TO DO:
In the listing below, find every line with the string "this" and pull it out.

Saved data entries
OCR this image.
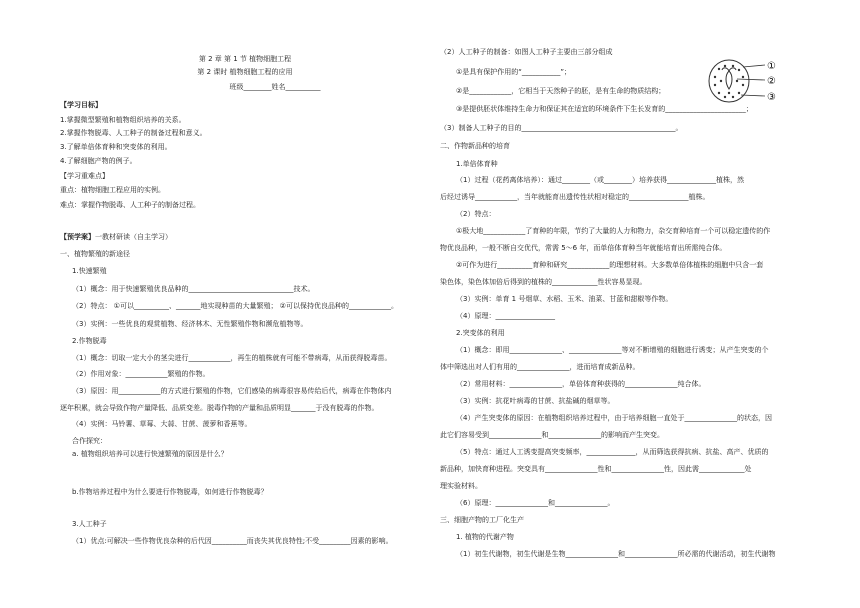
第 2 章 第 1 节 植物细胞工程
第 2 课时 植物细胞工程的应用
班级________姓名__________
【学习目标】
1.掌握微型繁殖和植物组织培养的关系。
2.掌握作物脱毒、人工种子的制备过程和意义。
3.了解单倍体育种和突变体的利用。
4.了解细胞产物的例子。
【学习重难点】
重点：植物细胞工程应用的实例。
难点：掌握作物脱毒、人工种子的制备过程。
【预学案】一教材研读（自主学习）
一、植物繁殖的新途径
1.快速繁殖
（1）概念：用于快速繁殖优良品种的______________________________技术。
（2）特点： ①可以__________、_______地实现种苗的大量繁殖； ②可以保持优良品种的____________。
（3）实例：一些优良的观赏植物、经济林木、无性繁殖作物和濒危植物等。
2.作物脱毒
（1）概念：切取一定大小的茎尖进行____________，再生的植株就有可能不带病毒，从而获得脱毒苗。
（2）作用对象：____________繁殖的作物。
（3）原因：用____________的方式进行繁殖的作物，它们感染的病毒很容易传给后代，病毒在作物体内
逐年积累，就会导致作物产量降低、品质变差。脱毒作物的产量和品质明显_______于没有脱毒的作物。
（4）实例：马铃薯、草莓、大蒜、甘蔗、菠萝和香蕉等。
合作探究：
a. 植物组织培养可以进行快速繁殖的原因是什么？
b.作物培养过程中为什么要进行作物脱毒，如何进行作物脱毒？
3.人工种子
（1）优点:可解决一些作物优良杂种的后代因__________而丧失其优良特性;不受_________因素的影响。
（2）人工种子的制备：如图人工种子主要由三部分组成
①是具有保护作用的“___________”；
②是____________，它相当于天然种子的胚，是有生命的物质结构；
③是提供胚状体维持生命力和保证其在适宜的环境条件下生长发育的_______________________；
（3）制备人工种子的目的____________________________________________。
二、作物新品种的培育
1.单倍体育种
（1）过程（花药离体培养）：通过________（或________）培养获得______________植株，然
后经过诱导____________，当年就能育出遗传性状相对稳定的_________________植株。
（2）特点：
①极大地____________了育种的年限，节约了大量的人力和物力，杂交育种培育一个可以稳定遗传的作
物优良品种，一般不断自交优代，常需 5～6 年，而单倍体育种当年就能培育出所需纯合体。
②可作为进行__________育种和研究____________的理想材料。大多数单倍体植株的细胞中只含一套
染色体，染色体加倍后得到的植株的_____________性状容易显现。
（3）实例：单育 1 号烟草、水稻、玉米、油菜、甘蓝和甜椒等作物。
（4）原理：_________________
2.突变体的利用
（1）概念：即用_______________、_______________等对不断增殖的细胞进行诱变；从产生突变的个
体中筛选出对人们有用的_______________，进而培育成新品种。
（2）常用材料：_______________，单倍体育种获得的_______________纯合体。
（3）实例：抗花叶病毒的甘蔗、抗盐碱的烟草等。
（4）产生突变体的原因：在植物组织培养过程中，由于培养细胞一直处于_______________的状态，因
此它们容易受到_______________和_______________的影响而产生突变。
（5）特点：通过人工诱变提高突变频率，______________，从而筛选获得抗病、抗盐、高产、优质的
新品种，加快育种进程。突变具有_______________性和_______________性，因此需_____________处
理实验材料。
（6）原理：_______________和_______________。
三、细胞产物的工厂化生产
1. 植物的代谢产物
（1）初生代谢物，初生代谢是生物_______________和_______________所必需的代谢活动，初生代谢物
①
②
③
---
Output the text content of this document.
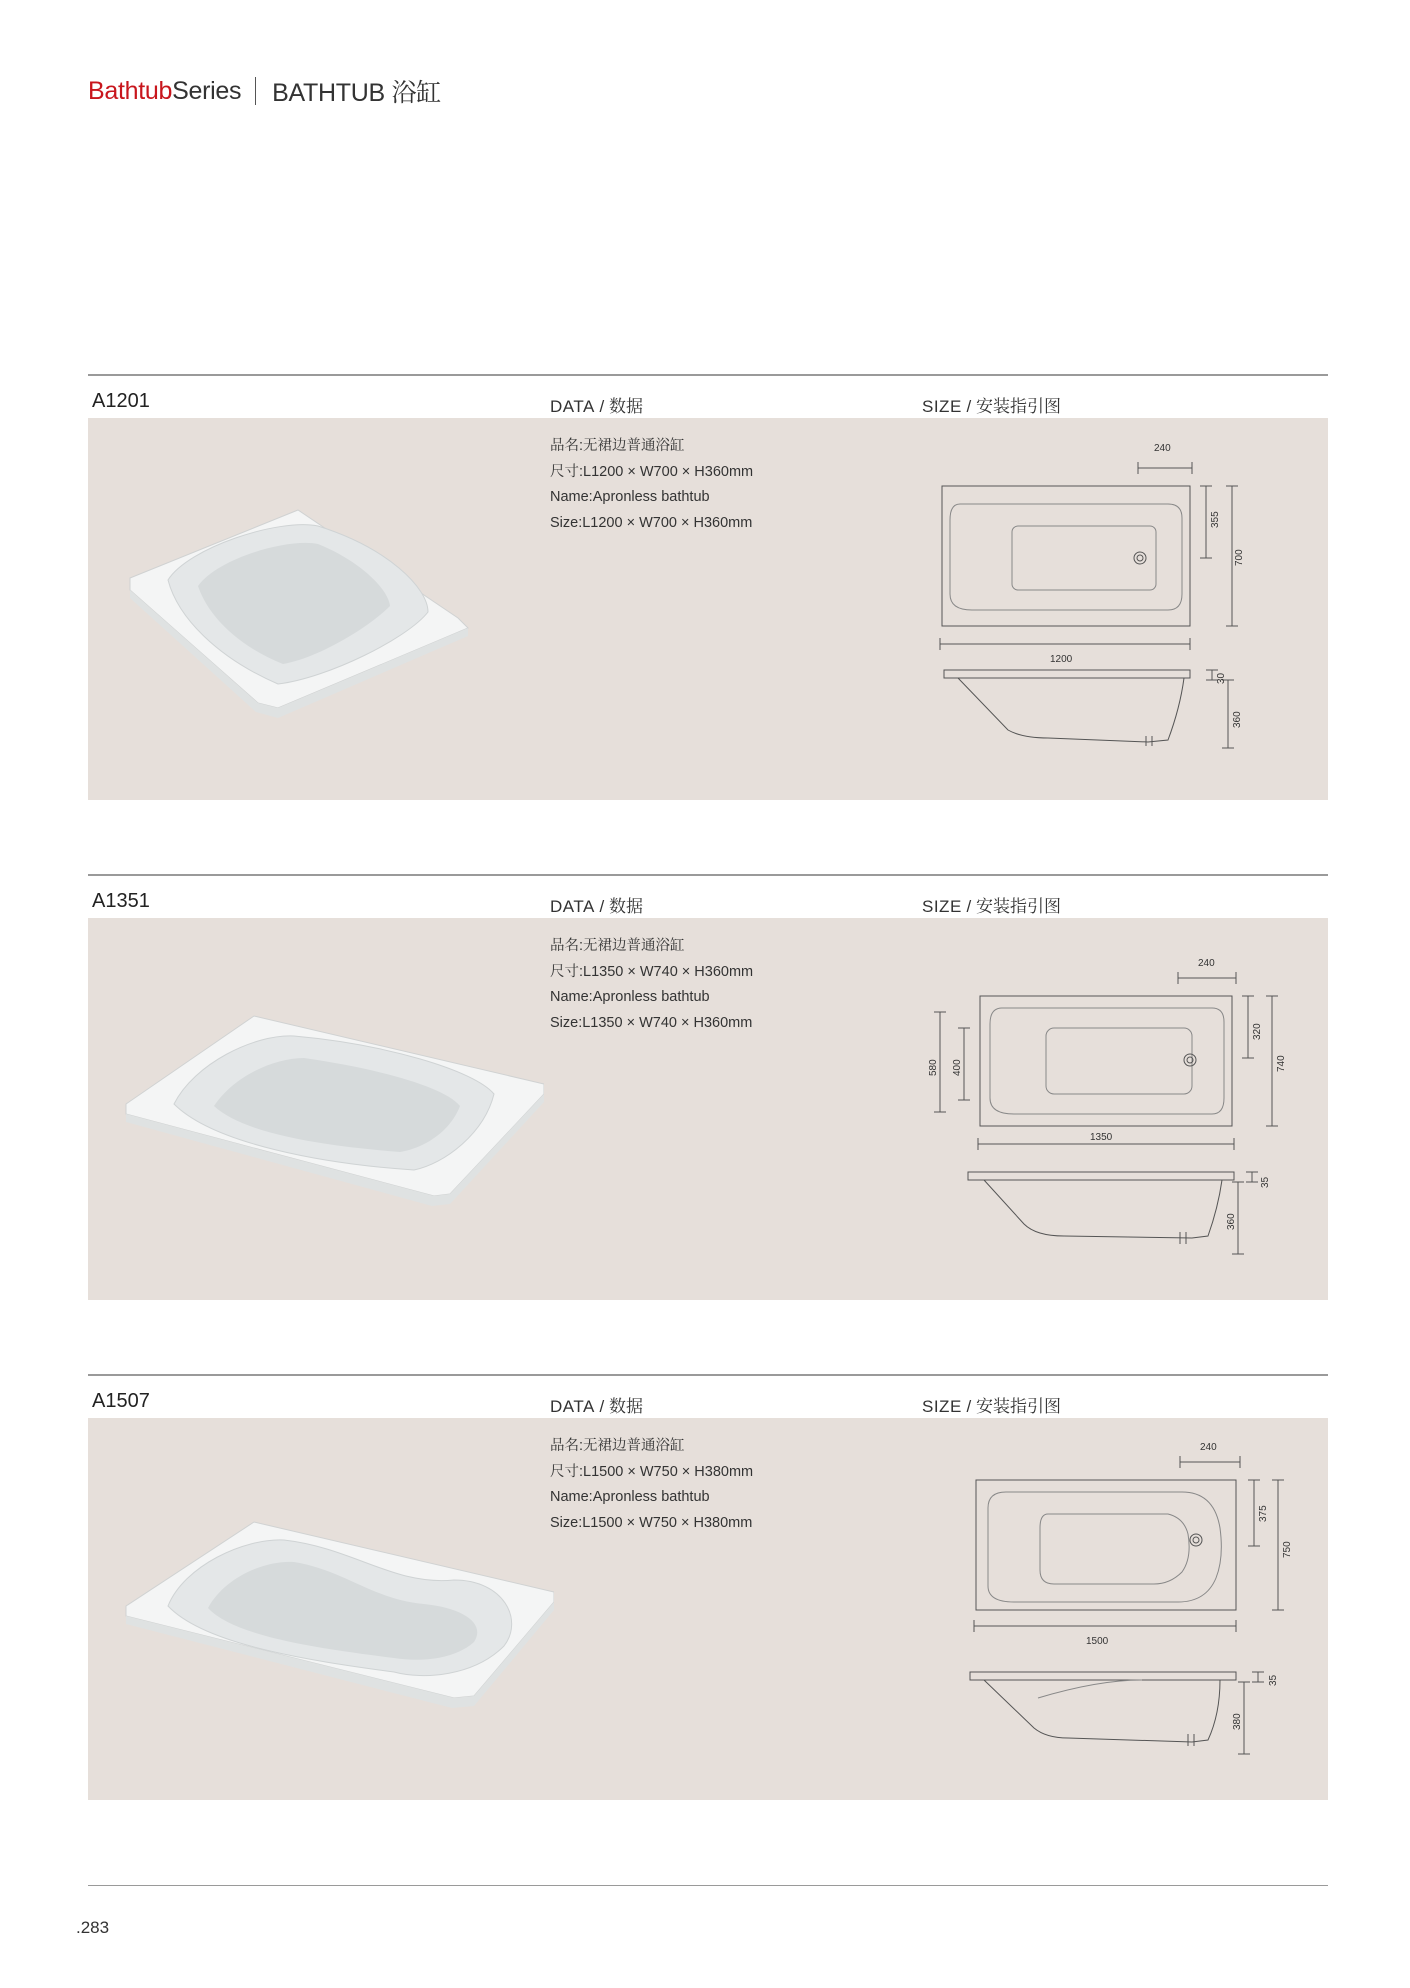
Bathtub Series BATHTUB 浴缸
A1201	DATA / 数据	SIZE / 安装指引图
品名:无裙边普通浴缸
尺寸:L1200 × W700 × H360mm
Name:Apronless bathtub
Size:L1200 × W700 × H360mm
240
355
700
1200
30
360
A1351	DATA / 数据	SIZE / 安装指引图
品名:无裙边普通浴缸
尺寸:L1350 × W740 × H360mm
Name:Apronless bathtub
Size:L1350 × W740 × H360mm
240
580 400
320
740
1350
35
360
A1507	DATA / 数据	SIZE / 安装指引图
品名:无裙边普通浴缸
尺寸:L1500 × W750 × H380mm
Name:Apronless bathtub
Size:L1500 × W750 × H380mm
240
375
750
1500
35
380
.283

COMPLETE ANSWER:
OCR this image.
Output the text content of this document.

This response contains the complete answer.